* [Written problem]: Reproduce all lines of the listing below in which the word "anomaly" occurs.

##### Dataset records #####

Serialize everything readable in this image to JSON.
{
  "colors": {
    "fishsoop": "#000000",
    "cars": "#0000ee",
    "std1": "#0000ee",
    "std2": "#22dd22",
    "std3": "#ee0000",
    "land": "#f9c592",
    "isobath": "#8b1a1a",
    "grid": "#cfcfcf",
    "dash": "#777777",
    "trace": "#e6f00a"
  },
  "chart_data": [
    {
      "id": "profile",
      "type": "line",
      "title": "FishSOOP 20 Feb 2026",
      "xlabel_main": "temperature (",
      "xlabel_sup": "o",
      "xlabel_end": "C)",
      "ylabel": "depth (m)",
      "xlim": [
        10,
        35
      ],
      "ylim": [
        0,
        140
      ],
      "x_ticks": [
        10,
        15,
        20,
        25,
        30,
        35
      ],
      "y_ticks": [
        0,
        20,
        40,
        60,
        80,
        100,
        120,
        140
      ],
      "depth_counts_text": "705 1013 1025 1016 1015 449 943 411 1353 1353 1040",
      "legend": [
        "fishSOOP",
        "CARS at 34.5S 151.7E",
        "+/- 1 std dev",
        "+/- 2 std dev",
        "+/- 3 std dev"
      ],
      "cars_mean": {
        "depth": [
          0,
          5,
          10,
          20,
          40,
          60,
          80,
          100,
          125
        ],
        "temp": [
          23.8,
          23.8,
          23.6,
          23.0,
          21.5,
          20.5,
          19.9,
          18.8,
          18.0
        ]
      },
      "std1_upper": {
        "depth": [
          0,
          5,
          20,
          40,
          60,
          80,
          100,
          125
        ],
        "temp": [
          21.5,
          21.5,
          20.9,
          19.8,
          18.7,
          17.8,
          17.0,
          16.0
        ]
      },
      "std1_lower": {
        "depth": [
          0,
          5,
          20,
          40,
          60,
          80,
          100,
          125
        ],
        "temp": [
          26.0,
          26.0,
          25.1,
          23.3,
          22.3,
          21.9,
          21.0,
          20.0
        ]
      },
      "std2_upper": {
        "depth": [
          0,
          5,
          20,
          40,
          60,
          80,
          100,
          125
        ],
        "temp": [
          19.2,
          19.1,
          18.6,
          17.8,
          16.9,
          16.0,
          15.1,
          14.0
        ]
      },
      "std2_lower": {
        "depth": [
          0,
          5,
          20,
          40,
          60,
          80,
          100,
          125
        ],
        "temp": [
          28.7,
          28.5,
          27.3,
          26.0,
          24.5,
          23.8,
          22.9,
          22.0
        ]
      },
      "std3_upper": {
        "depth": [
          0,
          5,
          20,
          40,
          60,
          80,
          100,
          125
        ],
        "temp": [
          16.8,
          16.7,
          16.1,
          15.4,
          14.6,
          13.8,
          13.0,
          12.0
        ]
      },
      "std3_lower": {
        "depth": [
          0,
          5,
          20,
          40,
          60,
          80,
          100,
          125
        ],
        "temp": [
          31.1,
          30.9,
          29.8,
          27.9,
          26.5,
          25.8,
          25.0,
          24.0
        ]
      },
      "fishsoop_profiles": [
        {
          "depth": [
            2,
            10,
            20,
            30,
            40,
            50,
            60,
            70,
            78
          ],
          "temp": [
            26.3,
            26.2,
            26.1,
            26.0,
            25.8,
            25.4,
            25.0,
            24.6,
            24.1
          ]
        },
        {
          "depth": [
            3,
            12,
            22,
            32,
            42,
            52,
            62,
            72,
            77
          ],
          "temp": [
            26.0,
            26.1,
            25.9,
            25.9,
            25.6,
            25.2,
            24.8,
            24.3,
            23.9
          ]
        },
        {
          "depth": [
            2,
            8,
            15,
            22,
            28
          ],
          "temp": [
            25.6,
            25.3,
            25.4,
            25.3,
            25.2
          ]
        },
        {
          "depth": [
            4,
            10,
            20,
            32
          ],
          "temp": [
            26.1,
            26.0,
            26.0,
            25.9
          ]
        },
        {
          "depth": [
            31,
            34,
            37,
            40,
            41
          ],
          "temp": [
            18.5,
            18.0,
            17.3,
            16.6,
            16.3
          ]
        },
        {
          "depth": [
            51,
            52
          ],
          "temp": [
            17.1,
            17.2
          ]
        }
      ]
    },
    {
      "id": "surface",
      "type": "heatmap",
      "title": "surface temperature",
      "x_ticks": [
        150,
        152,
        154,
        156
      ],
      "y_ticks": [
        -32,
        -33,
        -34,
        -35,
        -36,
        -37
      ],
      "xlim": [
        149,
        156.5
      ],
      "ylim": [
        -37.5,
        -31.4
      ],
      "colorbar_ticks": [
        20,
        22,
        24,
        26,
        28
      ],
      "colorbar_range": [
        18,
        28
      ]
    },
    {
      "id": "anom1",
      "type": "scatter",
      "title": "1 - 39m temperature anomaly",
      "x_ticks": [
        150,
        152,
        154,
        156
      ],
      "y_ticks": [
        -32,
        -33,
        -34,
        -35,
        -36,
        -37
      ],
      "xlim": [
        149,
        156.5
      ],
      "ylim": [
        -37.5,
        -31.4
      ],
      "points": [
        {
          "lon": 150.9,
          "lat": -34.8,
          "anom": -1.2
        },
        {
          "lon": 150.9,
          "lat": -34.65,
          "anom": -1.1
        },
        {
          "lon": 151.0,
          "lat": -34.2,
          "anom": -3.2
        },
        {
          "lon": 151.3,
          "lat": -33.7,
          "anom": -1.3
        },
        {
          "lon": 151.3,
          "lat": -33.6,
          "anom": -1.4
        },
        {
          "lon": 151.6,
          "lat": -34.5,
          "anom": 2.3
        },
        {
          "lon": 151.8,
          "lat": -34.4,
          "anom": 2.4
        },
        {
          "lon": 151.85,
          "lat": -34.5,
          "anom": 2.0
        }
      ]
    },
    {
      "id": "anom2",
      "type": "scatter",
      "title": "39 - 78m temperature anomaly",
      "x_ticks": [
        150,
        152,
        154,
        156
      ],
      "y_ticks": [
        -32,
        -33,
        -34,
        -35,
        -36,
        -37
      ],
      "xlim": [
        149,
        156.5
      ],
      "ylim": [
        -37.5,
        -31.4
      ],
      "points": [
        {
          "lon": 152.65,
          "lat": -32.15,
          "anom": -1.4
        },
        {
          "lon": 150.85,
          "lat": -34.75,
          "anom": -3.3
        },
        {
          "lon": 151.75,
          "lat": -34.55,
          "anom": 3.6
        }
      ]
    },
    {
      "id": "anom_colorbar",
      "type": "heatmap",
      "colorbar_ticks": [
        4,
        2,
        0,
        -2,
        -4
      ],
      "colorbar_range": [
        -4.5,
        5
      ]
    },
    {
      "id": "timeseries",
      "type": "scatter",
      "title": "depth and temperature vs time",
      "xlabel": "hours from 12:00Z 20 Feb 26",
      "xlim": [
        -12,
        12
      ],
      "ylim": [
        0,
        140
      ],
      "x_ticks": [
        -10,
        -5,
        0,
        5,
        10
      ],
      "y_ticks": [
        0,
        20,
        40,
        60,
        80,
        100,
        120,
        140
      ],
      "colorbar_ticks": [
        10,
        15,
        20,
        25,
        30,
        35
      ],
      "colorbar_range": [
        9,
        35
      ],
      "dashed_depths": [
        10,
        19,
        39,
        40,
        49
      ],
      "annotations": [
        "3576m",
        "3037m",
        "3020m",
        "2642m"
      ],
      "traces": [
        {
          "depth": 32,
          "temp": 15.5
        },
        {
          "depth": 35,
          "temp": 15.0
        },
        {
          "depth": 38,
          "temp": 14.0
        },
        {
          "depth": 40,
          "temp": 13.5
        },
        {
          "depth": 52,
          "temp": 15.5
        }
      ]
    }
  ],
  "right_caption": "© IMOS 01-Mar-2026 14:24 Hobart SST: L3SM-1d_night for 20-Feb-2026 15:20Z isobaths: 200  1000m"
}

#####

* [Answer for the task]:
      "title": "1 - 39m temperature anomaly",
      "title": "39 - 78m temperature anomaly",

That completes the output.